### Short problem
From the listing below, extract every line containing "P₂V₂".

### Available data
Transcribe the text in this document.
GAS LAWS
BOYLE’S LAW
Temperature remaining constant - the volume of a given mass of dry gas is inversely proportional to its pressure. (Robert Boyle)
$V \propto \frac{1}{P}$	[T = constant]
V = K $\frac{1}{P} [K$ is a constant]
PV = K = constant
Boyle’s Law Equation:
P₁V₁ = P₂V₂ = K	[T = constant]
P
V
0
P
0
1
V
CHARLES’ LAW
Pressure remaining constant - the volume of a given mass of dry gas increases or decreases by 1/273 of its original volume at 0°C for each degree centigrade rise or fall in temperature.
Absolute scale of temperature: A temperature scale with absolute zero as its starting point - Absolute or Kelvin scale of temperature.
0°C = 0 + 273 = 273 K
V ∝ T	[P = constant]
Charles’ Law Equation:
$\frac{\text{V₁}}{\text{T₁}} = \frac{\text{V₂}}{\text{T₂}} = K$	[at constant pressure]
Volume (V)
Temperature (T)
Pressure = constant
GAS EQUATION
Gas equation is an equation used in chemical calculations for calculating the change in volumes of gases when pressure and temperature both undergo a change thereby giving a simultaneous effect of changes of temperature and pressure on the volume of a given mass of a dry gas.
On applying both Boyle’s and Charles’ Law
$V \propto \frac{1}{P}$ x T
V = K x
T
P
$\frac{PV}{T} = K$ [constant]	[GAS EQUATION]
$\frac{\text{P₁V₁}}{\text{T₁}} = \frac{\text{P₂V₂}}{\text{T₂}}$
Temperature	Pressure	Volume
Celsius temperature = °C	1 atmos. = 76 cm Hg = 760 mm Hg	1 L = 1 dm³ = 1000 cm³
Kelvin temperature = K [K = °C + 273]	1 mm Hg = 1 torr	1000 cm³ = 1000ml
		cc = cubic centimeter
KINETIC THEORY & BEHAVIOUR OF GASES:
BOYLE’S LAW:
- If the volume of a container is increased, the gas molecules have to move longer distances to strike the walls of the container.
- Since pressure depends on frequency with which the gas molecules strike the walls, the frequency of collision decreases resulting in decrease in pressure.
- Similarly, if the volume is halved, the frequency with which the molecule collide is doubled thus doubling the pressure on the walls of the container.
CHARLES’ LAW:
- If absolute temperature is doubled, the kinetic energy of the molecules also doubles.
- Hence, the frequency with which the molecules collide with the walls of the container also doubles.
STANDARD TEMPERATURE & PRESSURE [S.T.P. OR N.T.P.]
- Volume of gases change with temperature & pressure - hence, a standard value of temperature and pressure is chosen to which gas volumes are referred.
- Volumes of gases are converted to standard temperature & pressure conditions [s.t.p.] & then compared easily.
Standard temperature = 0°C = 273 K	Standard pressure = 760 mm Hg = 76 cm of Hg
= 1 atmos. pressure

### Output of the exercise
P₁V₁ = P₂V₂ = K	[T = constant]
$\frac{\text{P₁V₁}}{\text{T₁}} = \frac{\text{P₂V₂}}{\text{T₂}}$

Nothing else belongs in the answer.